╭─ EXERCISE INPUTS

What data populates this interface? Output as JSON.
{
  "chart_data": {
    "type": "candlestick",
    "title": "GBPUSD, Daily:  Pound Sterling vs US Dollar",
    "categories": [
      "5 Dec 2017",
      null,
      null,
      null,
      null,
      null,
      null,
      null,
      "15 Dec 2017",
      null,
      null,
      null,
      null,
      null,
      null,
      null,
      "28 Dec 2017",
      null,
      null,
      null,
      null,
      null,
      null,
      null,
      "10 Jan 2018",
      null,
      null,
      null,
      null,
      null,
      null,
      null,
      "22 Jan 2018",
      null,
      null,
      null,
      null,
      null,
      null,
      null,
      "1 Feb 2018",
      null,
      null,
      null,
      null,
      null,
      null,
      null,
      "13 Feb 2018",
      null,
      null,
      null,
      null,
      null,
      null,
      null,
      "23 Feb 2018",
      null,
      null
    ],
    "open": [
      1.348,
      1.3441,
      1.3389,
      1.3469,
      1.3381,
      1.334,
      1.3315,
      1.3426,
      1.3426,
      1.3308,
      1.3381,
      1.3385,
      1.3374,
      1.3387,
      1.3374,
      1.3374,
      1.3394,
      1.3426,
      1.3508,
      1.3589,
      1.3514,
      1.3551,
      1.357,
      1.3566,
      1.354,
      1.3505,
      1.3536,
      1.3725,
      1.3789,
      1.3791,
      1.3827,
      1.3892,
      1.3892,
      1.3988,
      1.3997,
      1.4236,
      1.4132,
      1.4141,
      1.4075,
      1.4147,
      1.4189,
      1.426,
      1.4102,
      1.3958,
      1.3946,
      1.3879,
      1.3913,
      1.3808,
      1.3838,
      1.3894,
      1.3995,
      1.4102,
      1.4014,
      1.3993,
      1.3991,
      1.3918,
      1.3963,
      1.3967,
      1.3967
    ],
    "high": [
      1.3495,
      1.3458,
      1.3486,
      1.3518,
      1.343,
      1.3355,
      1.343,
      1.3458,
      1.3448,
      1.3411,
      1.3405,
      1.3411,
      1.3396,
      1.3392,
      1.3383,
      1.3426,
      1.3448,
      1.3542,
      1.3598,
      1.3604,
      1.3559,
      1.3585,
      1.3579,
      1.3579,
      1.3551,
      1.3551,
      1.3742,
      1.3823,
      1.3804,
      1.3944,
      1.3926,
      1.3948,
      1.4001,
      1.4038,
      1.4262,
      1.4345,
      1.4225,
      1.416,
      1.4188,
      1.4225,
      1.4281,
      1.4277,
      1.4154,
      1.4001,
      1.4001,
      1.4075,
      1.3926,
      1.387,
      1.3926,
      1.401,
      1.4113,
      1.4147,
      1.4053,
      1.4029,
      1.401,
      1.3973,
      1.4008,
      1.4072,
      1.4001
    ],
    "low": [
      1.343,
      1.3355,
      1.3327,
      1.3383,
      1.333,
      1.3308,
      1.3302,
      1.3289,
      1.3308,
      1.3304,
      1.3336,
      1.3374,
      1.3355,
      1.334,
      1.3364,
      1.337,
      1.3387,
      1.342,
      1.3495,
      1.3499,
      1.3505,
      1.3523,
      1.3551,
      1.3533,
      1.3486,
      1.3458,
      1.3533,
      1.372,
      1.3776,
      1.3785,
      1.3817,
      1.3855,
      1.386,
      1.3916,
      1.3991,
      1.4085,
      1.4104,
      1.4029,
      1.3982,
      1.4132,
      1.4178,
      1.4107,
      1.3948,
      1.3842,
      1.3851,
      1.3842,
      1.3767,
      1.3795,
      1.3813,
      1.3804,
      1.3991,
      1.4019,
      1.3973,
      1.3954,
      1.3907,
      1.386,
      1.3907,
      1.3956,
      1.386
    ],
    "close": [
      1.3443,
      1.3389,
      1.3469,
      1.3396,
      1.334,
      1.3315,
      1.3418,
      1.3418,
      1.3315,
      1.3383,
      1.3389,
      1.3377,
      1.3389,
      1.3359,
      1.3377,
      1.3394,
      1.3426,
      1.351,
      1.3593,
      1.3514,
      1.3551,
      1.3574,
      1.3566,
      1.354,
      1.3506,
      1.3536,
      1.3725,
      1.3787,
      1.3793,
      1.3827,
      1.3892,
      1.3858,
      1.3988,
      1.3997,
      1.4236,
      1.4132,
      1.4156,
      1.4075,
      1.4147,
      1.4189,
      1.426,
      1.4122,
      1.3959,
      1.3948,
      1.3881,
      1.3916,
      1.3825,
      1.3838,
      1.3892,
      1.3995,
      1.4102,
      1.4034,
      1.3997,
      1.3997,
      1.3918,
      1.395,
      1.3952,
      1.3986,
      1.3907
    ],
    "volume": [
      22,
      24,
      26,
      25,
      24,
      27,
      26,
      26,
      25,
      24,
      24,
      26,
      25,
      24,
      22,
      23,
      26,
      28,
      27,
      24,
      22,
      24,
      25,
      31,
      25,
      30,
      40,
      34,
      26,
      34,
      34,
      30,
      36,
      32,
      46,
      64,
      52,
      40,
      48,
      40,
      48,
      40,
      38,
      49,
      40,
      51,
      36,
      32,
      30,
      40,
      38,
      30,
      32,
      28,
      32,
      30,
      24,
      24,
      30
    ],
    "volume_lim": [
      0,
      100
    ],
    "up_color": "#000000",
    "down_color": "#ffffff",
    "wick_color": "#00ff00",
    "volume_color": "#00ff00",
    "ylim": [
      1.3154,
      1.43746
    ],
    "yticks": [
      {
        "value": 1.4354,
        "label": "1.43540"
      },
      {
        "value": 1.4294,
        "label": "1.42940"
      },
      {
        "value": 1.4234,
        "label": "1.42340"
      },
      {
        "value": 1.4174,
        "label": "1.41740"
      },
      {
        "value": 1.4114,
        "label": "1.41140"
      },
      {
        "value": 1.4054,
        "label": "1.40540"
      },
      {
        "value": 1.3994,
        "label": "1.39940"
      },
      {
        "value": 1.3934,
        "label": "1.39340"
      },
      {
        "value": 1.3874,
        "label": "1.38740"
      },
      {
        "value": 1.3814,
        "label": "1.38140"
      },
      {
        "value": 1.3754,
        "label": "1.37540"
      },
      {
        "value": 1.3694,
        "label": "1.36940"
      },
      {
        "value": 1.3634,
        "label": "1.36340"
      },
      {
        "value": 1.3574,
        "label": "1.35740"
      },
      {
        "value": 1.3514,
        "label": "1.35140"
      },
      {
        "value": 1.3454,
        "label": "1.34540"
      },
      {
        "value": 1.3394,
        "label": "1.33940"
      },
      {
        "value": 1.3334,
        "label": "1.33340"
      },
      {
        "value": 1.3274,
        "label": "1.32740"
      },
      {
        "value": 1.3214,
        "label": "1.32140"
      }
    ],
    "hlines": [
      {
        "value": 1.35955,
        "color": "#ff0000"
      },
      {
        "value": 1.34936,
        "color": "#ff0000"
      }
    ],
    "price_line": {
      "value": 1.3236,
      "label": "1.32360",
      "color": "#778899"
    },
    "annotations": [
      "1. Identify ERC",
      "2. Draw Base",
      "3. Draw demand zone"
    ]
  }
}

╰─

### GIVEN EXERCISE
Reproduce the records word for word.

### ANSWER TO THE EXERCISE
What data populates this interface? Output as JSON.
{
  "chart_data": {
    "type": "candlestick",
    "title": "GBPUSD, Daily:  Pound Sterling vs US Dollar",
    "categories": [
      "5 Dec 2017",
      null,
      null,
      null,
      null,
      null,
      null,
      null,
      "15 Dec 2017",
      null,
      null,
      null,
      null,
      null,
      null,
      null,
      "28 Dec 2017",
      null,
      null,
      null,
      null,
      null,
      null,
      null,
      "10 Jan 2018",
      null,
      null,
      null,
      null,
      null,
      null,
      null,
      "22 Jan 2018",
      null,
      null,
      null,
      null,
      null,
      null,
      null,
      "1 Feb 2018",
      null,
      null,
      null,
      null,
      null,
      null,
      null,
      "13 Feb 2018",
      null,
      null,
      null,
      null,
      null,
      null,
      null,
      "23 Feb 2018",
      null,
      null
    ],
    "open": [
      1.348,
      1.3441,
      1.3389,
      1.3469,
      1.3381,
      1.334,
      1.3315,
      1.3426,
      1.3426,
      1.3308,
      1.3381,
      1.3385,
      1.3374,
      1.3387,
      1.3374,
      1.3374,
      1.3394,
      1.3426,
      1.3508,
      1.3589,
      1.3514,
      1.3551,
      1.357,
      1.3566,
      1.354,
      1.3505,
      1.3536,
      1.3725,
      1.3789,
      1.3791,
      1.3827,
      1.3892,
      1.3892,
      1.3988,
      1.3997,
      1.4236,
      1.4132,
      1.4141,
      1.4075,
      1.4147,
      1.4189,
      1.426,
      1.4102,
      1.3958,
      1.3946,
      1.3879,
      1.3913,
      1.3808,
      1.3838,
      1.3894,
      1.3995,
      1.4102,
      1.4014,
      1.3993,
      1.3991,
      1.3918,
      1.3963,
      1.3967,
      1.3967
    ],
    "high": [
      1.3495,
      1.3458,
      1.3486,
      1.3518,
      1.343,
      1.3355,
      1.343,
      1.3458,
      1.3448,
      1.3411,
      1.3405,
      1.3411,
      1.3396,
      1.3392,
      1.3383,
      1.3426,
      1.3448,
      1.3542,
      1.3598,
      1.3604,
      1.3559,
      1.3585,
      1.3579,
      1.3579,
      1.3551,
      1.3551,
      1.3742,
      1.3823,
      1.3804,
      1.3944,
      1.3926,
      1.3948,
      1.4001,
      1.4038,
      1.4262,
      1.4345,
      1.4225,
      1.416,
      1.4188,
      1.4225,
      1.4281,
      1.4277,
      1.4154,
      1.4001,
      1.4001,
      1.4075,
      1.3926,
      1.387,
      1.3926,
      1.401,
      1.4113,
      1.4147,
      1.4053,
      1.4029,
      1.401,
      1.3973,
      1.4008,
      1.4072,
      1.4001
    ],
    "low": [
      1.343,
      1.3355,
      1.3327,
      1.3383,
      1.333,
      1.3308,
      1.3302,
      1.3289,
      1.3308,
      1.3304,
      1.3336,
      1.3374,
      1.3355,
      1.334,
      1.3364,
      1.337,
      1.3387,
      1.342,
      1.3495,
      1.3499,
      1.3505,
      1.3523,
      1.3551,
      1.3533,
      1.3486,
      1.3458,
      1.3533,
      1.372,
      1.3776,
      1.3785,
      1.3817,
      1.3855,
      1.386,
      1.3916,
      1.3991,
      1.4085,
      1.4104,
      1.4029,
      1.3982,
      1.4132,
      1.4178,
      1.4107,
      1.3948,
      1.3842,
      1.3851,
      1.3842,
      1.3767,
      1.3795,
      1.3813,
      1.3804,
      1.3991,
      1.4019,
      1.3973,
      1.3954,
      1.3907,
      1.386,
      1.3907,
      1.3956,
      1.386
    ],
    "close": [
      1.3443,
      1.3389,
      1.3469,
      1.3396,
      1.334,
      1.3315,
      1.3418,
      1.3418,
      1.3315,
      1.3383,
      1.3389,
      1.3377,
      1.3389,
      1.3359,
      1.3377,
      1.3394,
      1.3426,
      1.351,
      1.3593,
      1.3514,
      1.3551,
      1.3574,
      1.3566,
      1.354,
      1.3506,
      1.3536,
      1.3725,
      1.3787,
      1.3793,
      1.3827,
      1.3892,
      1.3858,
      1.3988,
      1.3997,
      1.4236,
      1.4132,
      1.4156,
      1.4075,
      1.4147,
      1.4189,
      1.426,
      1.4122,
      1.3959,
      1.3948,
      1.3881,
      1.3916,
      1.3825,
      1.3838,
      1.3892,
      1.3995,
      1.4102,
      1.4034,
      1.3997,
      1.3997,
      1.3918,
      1.395,
      1.3952,
      1.3986,
      1.3907
    ],
    "volume": [
      22,
      24,
      26,
      25,
      24,
      27,
      26,
      26,
      25,
      24,
      24,
      26,
      25,
      24,
      22,
      23,
      26,
      28,
      27,
      24,
      22,
      24,
      25,
      31,
      25,
      30,
      40,
      34,
      26,
      34,
      34,
      30,
      36,
      32,
      46,
      64,
      52,
      40,
      48,
      40,
      48,
      40,
      38,
      49,
      40,
      51,
      36,
      32,
      30,
      40,
      38,
      30,
      32,
      28,
      32,
      30,
      24,
      24,
      30
    ],
    "volume_lim": [
      0,
      100
    ],
    "up_color": "#000000",
    "down_color": "#ffffff",
    "wick_color": "#00ff00",
    "volume_color": "#00ff00",
    "ylim": [
      1.3154,
      1.43746
    ],
    "yticks": [
      {
        "value": 1.4354,
        "label": "1.43540"
      },
      {
        "value": 1.4294,
        "label": "1.42940"
      },
      {
        "value": 1.4234,
        "label": "1.42340"
      },
      {
        "value": 1.4174,
        "label": "1.41740"
      },
      {
        "value": 1.4114,
        "label": "1.41140"
      },
      {
        "value": 1.4054,
        "label": "1.40540"
      },
      {
        "value": 1.3994,
        "label": "1.39940"
      },
      {
        "value": 1.3934,
        "label": "1.39340"
      },
      {
        "value": 1.3874,
        "label": "1.38740"
      },
      {
        "value": 1.3814,
        "label": "1.38140"
      },
      {
        "value": 1.3754,
        "label": "1.37540"
      },
      {
        "value": 1.3694,
        "label": "1.36940"
      },
      {
        "value": 1.3634,
        "label": "1.36340"
      },
      {
        "value": 1.3574,
        "label": "1.35740"
      },
      {
        "value": 1.3514,
        "label": "1.35140"
      },
      {
        "value": 1.3454,
        "label": "1.34540"
      },
      {
        "value": 1.3394,
        "label": "1.33940"
      },
      {
        "value": 1.3334,
        "label": "1.33340"
      },
      {
        "value": 1.3274,
        "label": "1.32740"
      },
      {
        "value": 1.3214,
        "label": "1.32140"
      }
    ],
    "hlines": [
      {
        "value": 1.35955,
        "color": "#ff0000"
      },
      {
        "value": 1.34936,
        "color": "#ff0000"
      }
    ],
    "price_line": {
      "value": 1.3236,
      "label": "1.32360",
      "color": "#778899"
    },
    "annotations": [
      "1. Identify ERC",
      "2. Draw Base",
      "3. Draw demand zone"
    ]
  }
}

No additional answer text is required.